### SET EXERCISE
Pull out every line in the data that has the string "this" in it.

▼

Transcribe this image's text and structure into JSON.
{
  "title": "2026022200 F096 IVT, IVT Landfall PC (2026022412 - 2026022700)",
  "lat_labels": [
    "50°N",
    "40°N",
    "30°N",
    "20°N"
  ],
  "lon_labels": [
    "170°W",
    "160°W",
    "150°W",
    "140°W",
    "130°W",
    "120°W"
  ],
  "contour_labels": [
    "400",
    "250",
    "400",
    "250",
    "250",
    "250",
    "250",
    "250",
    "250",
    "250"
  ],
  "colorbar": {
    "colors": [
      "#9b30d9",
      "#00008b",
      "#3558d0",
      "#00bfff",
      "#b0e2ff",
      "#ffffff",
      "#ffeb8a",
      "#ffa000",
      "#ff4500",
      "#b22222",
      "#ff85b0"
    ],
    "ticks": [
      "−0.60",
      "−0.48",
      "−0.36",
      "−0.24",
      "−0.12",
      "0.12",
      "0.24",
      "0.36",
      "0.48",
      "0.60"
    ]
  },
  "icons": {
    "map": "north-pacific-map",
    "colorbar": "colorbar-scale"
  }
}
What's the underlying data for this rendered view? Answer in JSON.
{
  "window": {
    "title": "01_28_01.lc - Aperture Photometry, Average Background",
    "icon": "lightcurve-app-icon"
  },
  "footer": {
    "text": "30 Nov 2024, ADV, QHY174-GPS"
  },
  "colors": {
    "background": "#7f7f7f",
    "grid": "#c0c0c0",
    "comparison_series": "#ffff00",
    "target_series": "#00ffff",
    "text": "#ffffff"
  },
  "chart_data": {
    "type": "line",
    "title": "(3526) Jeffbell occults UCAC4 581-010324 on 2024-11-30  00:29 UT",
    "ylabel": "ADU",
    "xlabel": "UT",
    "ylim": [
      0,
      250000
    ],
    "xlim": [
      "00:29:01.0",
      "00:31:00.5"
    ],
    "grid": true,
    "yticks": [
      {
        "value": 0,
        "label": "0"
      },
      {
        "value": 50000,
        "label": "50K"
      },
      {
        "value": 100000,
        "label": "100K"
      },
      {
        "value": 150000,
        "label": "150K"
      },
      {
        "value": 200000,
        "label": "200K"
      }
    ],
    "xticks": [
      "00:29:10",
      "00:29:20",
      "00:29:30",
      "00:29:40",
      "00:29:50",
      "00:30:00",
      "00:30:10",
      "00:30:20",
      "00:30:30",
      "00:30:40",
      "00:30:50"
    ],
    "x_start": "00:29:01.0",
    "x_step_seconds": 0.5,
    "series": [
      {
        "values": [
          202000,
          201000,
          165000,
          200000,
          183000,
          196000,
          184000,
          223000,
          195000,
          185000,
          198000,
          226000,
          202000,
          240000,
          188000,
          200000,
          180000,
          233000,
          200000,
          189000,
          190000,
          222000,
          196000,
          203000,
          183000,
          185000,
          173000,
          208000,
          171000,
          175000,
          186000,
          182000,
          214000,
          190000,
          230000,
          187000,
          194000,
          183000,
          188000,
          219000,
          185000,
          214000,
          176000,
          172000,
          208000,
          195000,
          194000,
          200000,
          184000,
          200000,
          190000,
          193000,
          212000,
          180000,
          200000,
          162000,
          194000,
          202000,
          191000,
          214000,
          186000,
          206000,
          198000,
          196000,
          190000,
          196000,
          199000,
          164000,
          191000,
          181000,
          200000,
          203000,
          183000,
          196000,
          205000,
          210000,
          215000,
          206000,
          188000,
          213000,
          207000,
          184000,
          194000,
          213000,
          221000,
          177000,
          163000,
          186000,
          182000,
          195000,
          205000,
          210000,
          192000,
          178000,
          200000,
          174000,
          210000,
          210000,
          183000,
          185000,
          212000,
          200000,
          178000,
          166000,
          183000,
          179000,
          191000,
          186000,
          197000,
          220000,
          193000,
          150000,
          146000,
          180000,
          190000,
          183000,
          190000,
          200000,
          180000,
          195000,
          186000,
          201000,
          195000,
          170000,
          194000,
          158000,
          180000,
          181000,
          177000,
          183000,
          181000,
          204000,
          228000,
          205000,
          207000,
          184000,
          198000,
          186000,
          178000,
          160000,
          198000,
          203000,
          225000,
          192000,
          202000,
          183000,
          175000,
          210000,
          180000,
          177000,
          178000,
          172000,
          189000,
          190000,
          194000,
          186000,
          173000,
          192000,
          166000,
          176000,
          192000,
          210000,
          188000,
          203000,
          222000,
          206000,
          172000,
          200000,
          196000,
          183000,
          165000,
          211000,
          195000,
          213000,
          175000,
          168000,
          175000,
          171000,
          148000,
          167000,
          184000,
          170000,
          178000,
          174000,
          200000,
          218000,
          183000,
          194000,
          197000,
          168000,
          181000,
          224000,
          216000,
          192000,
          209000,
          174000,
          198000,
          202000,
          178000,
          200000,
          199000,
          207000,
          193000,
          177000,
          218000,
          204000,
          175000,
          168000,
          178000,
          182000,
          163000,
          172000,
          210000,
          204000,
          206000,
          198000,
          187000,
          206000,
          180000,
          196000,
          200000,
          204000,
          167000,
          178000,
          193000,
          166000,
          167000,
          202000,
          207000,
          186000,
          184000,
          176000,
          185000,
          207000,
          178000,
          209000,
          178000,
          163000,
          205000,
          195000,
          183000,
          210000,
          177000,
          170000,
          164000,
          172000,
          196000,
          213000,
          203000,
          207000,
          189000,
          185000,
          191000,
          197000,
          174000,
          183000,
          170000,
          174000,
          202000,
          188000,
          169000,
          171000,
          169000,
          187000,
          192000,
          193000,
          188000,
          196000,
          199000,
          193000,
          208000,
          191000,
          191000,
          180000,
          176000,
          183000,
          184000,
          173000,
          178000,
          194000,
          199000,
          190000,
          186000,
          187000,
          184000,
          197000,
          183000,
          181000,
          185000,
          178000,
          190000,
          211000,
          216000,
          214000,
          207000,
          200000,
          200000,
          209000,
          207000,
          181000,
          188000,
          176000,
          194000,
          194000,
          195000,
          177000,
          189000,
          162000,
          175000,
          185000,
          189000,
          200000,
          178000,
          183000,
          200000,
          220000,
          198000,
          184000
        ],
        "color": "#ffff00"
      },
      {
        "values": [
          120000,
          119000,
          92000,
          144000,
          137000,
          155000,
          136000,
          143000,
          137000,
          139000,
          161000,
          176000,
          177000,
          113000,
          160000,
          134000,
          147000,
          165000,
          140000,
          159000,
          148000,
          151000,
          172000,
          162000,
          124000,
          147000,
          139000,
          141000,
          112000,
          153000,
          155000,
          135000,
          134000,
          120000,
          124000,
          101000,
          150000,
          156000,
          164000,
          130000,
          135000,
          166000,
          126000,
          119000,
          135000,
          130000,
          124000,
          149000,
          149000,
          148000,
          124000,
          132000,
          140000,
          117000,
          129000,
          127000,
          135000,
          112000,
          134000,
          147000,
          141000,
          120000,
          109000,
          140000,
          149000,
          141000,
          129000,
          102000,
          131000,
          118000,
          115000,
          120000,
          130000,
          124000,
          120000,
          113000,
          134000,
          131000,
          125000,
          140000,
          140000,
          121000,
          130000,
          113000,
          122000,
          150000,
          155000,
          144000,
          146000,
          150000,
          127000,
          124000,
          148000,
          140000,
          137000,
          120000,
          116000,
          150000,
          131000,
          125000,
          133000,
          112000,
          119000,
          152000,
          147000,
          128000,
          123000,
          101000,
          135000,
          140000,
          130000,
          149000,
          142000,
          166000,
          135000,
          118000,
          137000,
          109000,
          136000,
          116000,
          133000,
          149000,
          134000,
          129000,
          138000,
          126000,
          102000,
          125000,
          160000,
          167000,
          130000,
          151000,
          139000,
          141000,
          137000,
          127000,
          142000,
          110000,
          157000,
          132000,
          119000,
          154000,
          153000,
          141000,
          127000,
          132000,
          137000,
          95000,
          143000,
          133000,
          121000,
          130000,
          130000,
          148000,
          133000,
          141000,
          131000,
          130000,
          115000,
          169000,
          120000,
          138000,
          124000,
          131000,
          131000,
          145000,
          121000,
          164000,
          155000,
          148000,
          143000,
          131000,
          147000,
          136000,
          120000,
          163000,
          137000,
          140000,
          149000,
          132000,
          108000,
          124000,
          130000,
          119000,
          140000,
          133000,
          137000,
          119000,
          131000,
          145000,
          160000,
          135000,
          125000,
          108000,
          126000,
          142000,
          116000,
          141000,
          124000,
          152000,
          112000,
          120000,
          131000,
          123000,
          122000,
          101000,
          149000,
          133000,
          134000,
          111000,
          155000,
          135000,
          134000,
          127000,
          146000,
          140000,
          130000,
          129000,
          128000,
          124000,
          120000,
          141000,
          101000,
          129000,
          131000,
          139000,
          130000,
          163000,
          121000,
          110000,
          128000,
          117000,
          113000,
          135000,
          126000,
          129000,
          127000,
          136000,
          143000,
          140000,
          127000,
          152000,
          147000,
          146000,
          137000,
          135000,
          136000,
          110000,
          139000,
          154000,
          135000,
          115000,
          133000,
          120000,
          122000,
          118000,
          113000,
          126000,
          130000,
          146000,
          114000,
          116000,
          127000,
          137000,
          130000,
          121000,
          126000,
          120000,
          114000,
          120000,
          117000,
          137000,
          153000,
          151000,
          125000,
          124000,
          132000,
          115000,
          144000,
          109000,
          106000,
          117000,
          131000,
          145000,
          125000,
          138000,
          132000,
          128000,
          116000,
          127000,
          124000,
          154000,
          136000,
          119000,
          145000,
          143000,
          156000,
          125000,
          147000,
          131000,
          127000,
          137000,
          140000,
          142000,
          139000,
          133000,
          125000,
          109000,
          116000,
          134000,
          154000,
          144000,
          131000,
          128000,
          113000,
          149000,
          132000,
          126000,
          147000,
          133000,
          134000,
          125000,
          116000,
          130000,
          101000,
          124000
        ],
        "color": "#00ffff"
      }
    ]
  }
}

▲

### THE COMPLETED TASK
Transcribe this image's text and structure into JSON.
What's the underlying data for this rendered view? Answer in JSON.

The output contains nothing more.